** BEGIN DATA TO PROCESS **

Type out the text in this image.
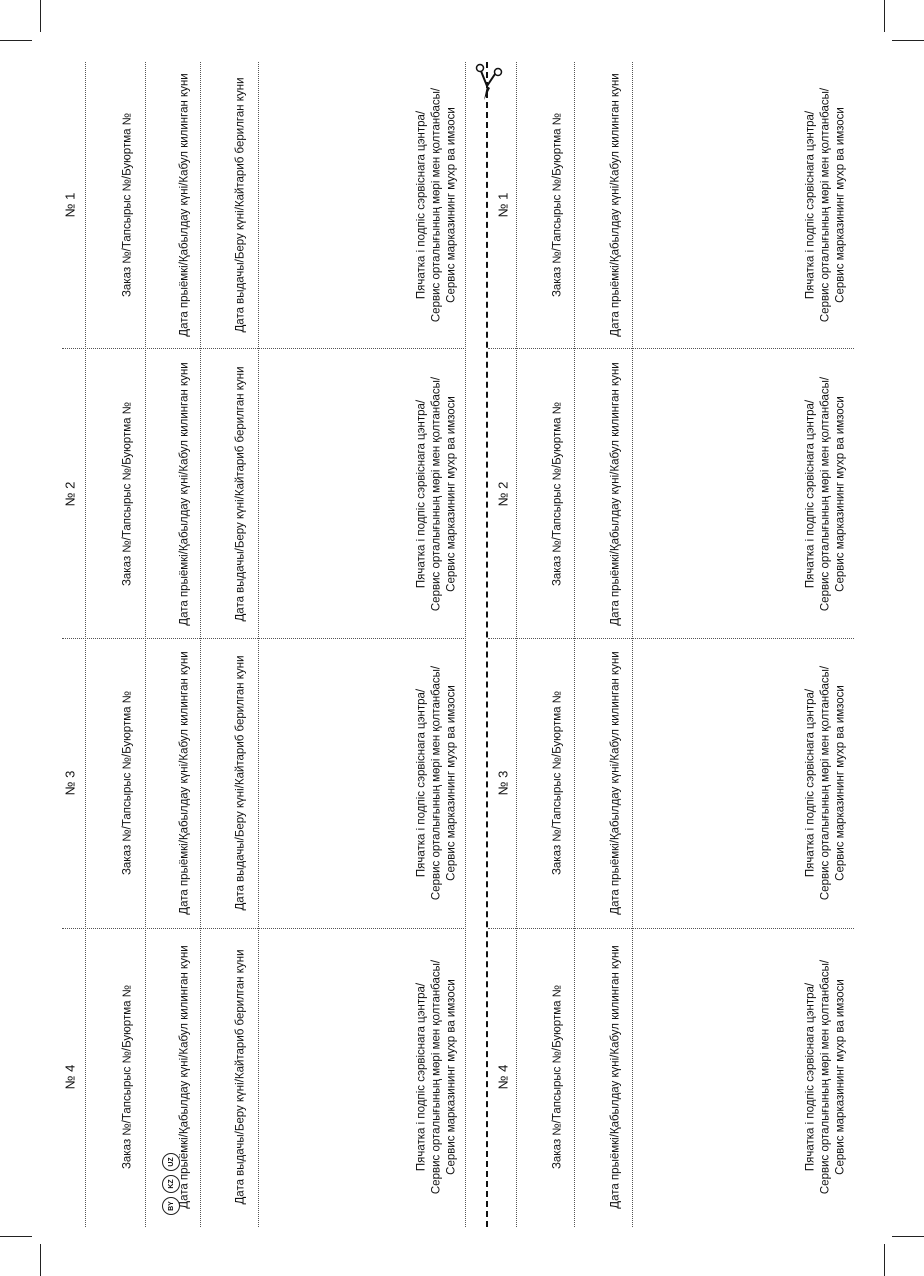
№ 1	Заказ №/Тапсырыс №/Буюртма №	Дата прыёмкі/Қабылдау күні/Кабул килинган куни	Дата выдачы/Беру күні/Кайтариб берилган куни	Пячатка і подпіс сэрвіснага цэнтра/ Сервис орталығының мөрі мен қолтанбасы/ Сервис марказининг мухр ва имзоси	№ 1	Заказ №/Тапсырыс №/Буюртма №	Дата прыёмкі/Қабылдау күні/Кабул килинган куни	Пячатка і подпіс сэрвіснага цэнтра/ Сервис орталығының мөрі мен қолтанбасы/ Сервис марказининг мухр ва имзоси
№ 2	Заказ №/Тапсырыс №/Буюртма №	Дата прыёмкі/Қабылдау күні/Кабул килинган куни	Дата выдачы/Беру күні/Кайтариб берилган куни	Пячатка і подпіс сэрвіснага цэнтра/ Сервис орталығының мөрі мен қолтанбасы/ Сервис марказининг мухр ва имзоси	№ 2	Заказ №/Тапсырыс №/Буюртма №	Дата прыёмкі/Қабылдау күні/Кабул килинган куни	Пячатка і подпіс сэрвіснага цэнтра/ Сервис орталығының мөрі мен қолтанбасы/ Сервис марказининг мухр ва имзоси
№ 3	Заказ №/Тапсырыс №/Буюртма №	Дата прыёмкі/Қабылдау күні/Кабул килинган куни	Дата выдачы/Беру күні/Кайтариб берилган куни	Пячатка і подпіс сэрвіснага цэнтра/ Сервис орталығының мөрі мен қолтанбасы/ Сервис марказининг мухр ва имзоси	№ 3	Заказ №/Тапсырыс №/Буюртма №	Дата прыёмкі/Қабылдау күні/Кабул килинган куни	Пячатка і подпіс сэрвіснага цэнтра/ Сервис орталығының мөрі мен қолтанбасы/ Сервис марказининг мухр ва имзоси
№ 4	Заказ №/Тапсырыс №/Буюртма №	Дата прыёмкі/Қабылдау күні/Кабул килинган куни	Дата выдачы/Беру күні/Кайтариб берилган куни	Пячатка і подпіс сэрвіснага цэнтра/ Сервис орталығының мөрі мен қолтанбасы/ Сервис марказининг мухр ва имзоси	№ 4	Заказ №/Тапсырыс №/Буюртма №	Дата прыёмкі/Қабылдау күні/Кабул килинган куни	Пячатка і подпіс сэрвіснага цэнтра/ Сервис орталығының мөрі мен қолтанбасы/ Сервис марказининг мухр ва имзоси
BY
KZ
UZ
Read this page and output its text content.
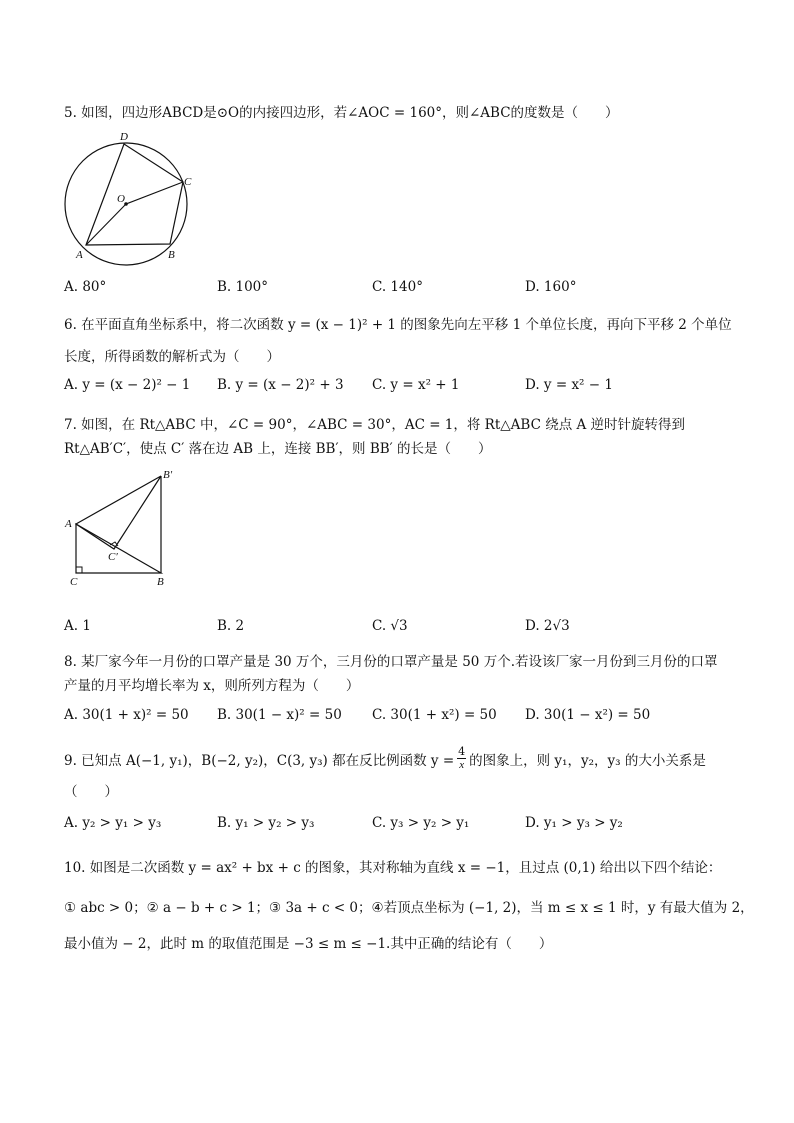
5. 如图，四边形ABCD是⊙O的内接四边形，若∠AOC = 160°，则∠ABC的度数是（　　）
D
C
O
A	B
A. 80°	B. 100°	C. 140°	D. 160°
6. 在平面直角坐标系中，将二次函数 y = (x − 1)² + 1 的图象先向左平移 1 个单位长度，再向下平移 2 个单位
长度，所得函数的解析式为（　　）
A. y = (x − 2)² − 1 B. y = (x − 2)² + 3 C. y = x² + 1	D. y = x² − 1
7. 如图，在 Rt△ABC 中，∠C = 90°，∠ABC = 30°，AC = 1，将 Rt△ABC 绕点 A 逆时针旋转得到
Rt△AB′C′，使点 C′ 落在边 AB 上，连接 BB′，则 BB′ 的长是（　　）
B′
A
C′
C	B
A. 1	B. 2	C. √3	D. 2√3
8. 某厂家今年一月份的口罩产量是 30 万个，三月份的口罩产量是 50 万个.若设该厂家一月份到三月份的口罩
产量的月平均增长率为 x，则所列方程为（　　）
A. 30(1 + x)² = 50 B. 30(1 − x)² = 50 C. 30(1 + x²) = 50 D. 30(1 − x²) = 50
9. 已知点 A(−1, y₁)，B(−2, y₂)，C(3, y₃) 都在反比例函数 y =
4
x 的图象上，则 y₁，y₂，y₃ 的大小关系是
（　　）
A. y₂ > y₁ > y₃	B. y₁ > y₂ > y₃	C. y₃ > y₂ > y₁	D. y₁ > y₃ > y₂
10. 如图是二次函数 y = ax² + bx + c 的图象，其对称轴为直线 x = −1，且过点 (0,1) 给出以下四个结论：
① abc > 0；② a − b + c > 1；③ 3a + c < 0；④若顶点坐标为 (−1, 2)，当 m ≤ x ≤ 1 时，y 有最大值为 2，
最小值为 − 2，此时 m 的取值范围是 −3 ≤ m ≤ −1.其中正确的结论有（　　）
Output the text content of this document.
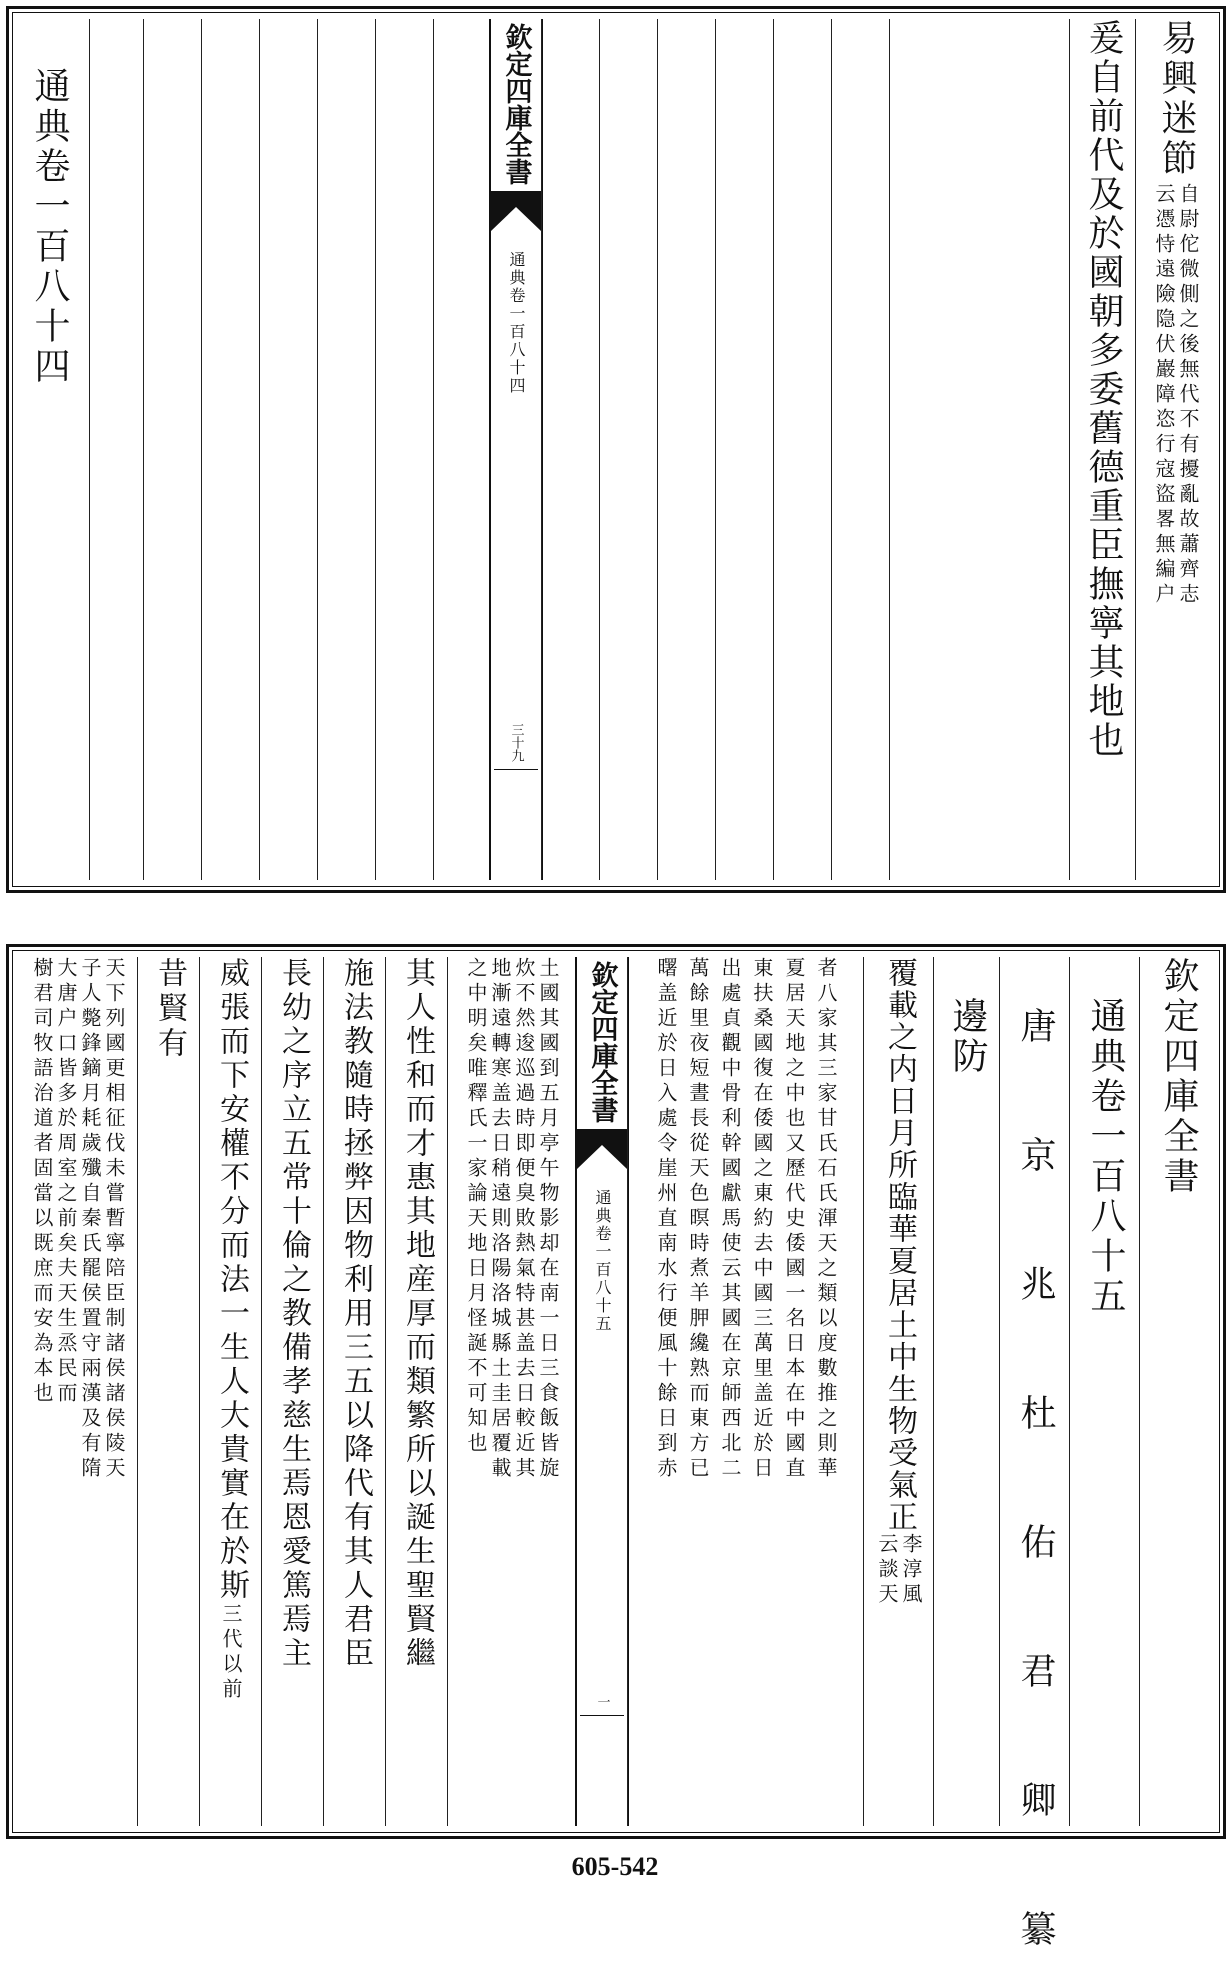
通典卷一百八十四	欽定四庫全書
通典卷一百八十四
三十九	爰自前代及於國朝多委舊德重臣撫寧其地也 易興迷節
自尉佗微側之後無代不有擾亂故蕭齊志
云憑恃遠險隐伏巖障恣行寇盜畧無編户
天下列國更相征伐未嘗暫寧陪臣制諸侯諸侯陵天
子人斃鋒鏑月耗歲殲自秦氏罷侯置守兩漢及有隋
大唐户口皆多於周室之前矣夫天生烝民而
樹君司牧語治道者固當以既庶而安為本也	昔賢有 威張而下安權不分而法一生人大貴實在於斯
三代以前 長幼之序立五常十倫之教備孝慈生焉恩愛篤焉主 施法教隨時拯弊因物利用三五以降代有其人君臣 其人性和而才惠其地産厚而類繁所以誕生聖賢繼	土國其國到五月亭午物影却在南一日三食飯皆旋
炊不然逡巡過時即便臭敗熱氣特甚盖去日較近其
地漸遠轉寒盖去日稍遠則洛陽洛城縣土圭居覆載
之中明矣唯釋氏一家論天地日月怪誕不可知也	欽定四庫全書
通典卷一百八十五
一
者八家其三家甘氏石氏渾天之類以度數推之則華
夏居天地之中也又歷代史倭國一名日本在中國直
東扶桑國復在倭國之東約去中國三萬里盖近於日
出處貞觀中骨利幹國獻馬使云其國在京師西北二
萬餘里夜短晝長從天色暝時煮羊胛纔熟而東方已
曙盖近於日入處令崖州直南水行便風十餘日到赤	覆載之内日月所臨華夏居土中生物受氣正
李淳風
云談天
邊防 唐 京 兆 杜 佑 君 卿 纂 通典卷一百八十五 欽定四庫全書
605-542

** END DATA TO PROCESS **

# [WHAT YOU ARE ASKED TO DO]
Copy every line of the data exactly as written, excluding the pictures.

# [THE RESULT]
Type out the text in this image.
№ 1	Заказ №/Тапсырыс №/Буюртма №	Дата прыёмкі/Қабылдау күні/Кабул килинган куни	Дата выдачы/Беру күні/Кайтариб берилган куни	Пячатка і подпіс сэрвіснага цэнтра/ Сервис орталығының мөрі мен қолтанбасы/ Сервис марказининг мухр ва имзоси	№ 1	Заказ №/Тапсырыс №/Буюртма №	Дата прыёмкі/Қабылдау күні/Кабул килинган куни	Пячатка і подпіс сэрвіснага цэнтра/ Сервис орталығының мөрі мен қолтанбасы/ Сервис марказининг мухр ва имзоси
№ 2	Заказ №/Тапсырыс №/Буюртма №	Дата прыёмкі/Қабылдау күні/Кабул килинган куни	Дата выдачы/Беру күні/Кайтариб берилган куни	Пячатка і подпіс сэрвіснага цэнтра/ Сервис орталығының мөрі мен қолтанбасы/ Сервис марказининг мухр ва имзоси	№ 2	Заказ №/Тапсырыс №/Буюртма №	Дата прыёмкі/Қабылдау күні/Кабул килинган куни	Пячатка і подпіс сэрвіснага цэнтра/ Сервис орталығының мөрі мен қолтанбасы/ Сервис марказининг мухр ва имзоси
№ 3	Заказ №/Тапсырыс №/Буюртма №	Дата прыёмкі/Қабылдау күні/Кабул килинган куни	Дата выдачы/Беру күні/Кайтариб берилган куни	Пячатка і подпіс сэрвіснага цэнтра/ Сервис орталығының мөрі мен қолтанбасы/ Сервис марказининг мухр ва имзоси	№ 3	Заказ №/Тапсырыс №/Буюртма №	Дата прыёмкі/Қабылдау күні/Кабул килинган куни	Пячатка і подпіс сэрвіснага цэнтра/ Сервис орталығының мөрі мен қолтанбасы/ Сервис марказининг мухр ва имзоси
№ 4	Заказ №/Тапсырыс №/Буюртма №	Дата прыёмкі/Қабылдау күні/Кабул килинган куни	Дата выдачы/Беру күні/Кайтариб берилган куни	Пячатка і подпіс сэрвіснага цэнтра/ Сервис орталығының мөрі мен қолтанбасы/ Сервис марказининг мухр ва имзоси	№ 4	Заказ №/Тапсырыс №/Буюртма №	Дата прыёмкі/Қабылдау күні/Кабул килинган куни	Пячатка і подпіс сэрвіснага цэнтра/ Сервис орталығының мөрі мен қолтанбасы/ Сервис марказининг мухр ва имзоси
BY
KZ
UZ
Read this page and output its text content.
5. 如图，四边形ABCD是⊙O的内接四边形，若∠AOC = 160°，则∠ABC的度数是（　　）
D
C
O
A	B
A. 80°	B. 100°	C. 140°	D. 160°
6. 在平面直角坐标系中，将二次函数 y = (x − 1)² + 1 的图象先向左平移 1 个单位长度，再向下平移 2 个单位
长度，所得函数的解析式为（　　）
A. y = (x − 2)² − 1 B. y = (x − 2)² + 3 C. y = x² + 1	D. y = x² − 1
7. 如图，在 Rt△ABC 中，∠C = 90°，∠ABC = 30°，AC = 1，将 Rt△ABC 绕点 A 逆时针旋转得到
Rt△AB′C′，使点 C′ 落在边 AB 上，连接 BB′，则 BB′ 的长是（　　）
B′
A
C′
C	B
A. 1	B. 2	C. √3	D. 2√3
8. 某厂家今年一月份的口罩产量是 30 万个，三月份的口罩产量是 50 万个.若设该厂家一月份到三月份的口罩
产量的月平均增长率为 x，则所列方程为（　　）
A. 30(1 + x)² = 50 B. 30(1 − x)² = 50 C. 30(1 + x²) = 50 D. 30(1 − x²) = 50
9. 已知点 A(−1, y₁)，B(−2, y₂)，C(3, y₃) 都在反比例函数 y =
4
x 的图象上，则 y₁，y₂，y₃ 的大小关系是
（　　）
A. y₂ > y₁ > y₃	B. y₁ > y₂ > y₃	C. y₃ > y₂ > y₁	D. y₁ > y₃ > y₂
10. 如图是二次函数 y = ax² + bx + c 的图象，其对称轴为直线 x = −1，且过点 (0,1) 给出以下四个结论：
① abc > 0；② a − b + c > 1；③ 3a + c < 0；④若顶点坐标为 (−1, 2)，当 m ≤ x ≤ 1 时，y 有最大值为 2，
最小值为 − 2，此时 m 的取值范围是 −3 ≤ m ≤ −1.其中正确的结论有（　　）
Output the text content of this document.
通典卷一百八十四	欽定四庫全書
通典卷一百八十四
三十九	爰自前代及於國朝多委舊德重臣撫寧其地也 易興迷節
自尉佗微側之後無代不有擾亂故蕭齊志
云憑恃遠險隐伏巖障恣行寇盜畧無編户
天下列國更相征伐未嘗暫寧陪臣制諸侯諸侯陵天
子人斃鋒鏑月耗歲殲自秦氏罷侯置守兩漢及有隋
大唐户口皆多於周室之前矣夫天生烝民而
樹君司牧語治道者固當以既庶而安為本也	昔賢有 威張而下安權不分而法一生人大貴實在於斯
三代以前 長幼之序立五常十倫之教備孝慈生焉恩愛篤焉主 施法教隨時拯弊因物利用三五以降代有其人君臣 其人性和而才惠其地産厚而類繁所以誕生聖賢繼	土國其國到五月亭午物影却在南一日三食飯皆旋
炊不然逡巡過時即便臭敗熱氣特甚盖去日較近其
地漸遠轉寒盖去日稍遠則洛陽洛城縣土圭居覆載
之中明矣唯釋氏一家論天地日月怪誕不可知也	欽定四庫全書
通典卷一百八十五
一
者八家其三家甘氏石氏渾天之類以度數推之則華
夏居天地之中也又歷代史倭國一名日本在中國直
東扶桑國復在倭國之東約去中國三萬里盖近於日
出處貞觀中骨利幹國獻馬使云其國在京師西北二
萬餘里夜短晝長從天色暝時煮羊胛纔熟而東方已
曙盖近於日入處令崖州直南水行便風十餘日到赤	覆載之内日月所臨華夏居土中生物受氣正
李淳風
云談天
邊防 唐 京 兆 杜 佑 君 卿 纂 通典卷一百八十五 欽定四庫全書
605-542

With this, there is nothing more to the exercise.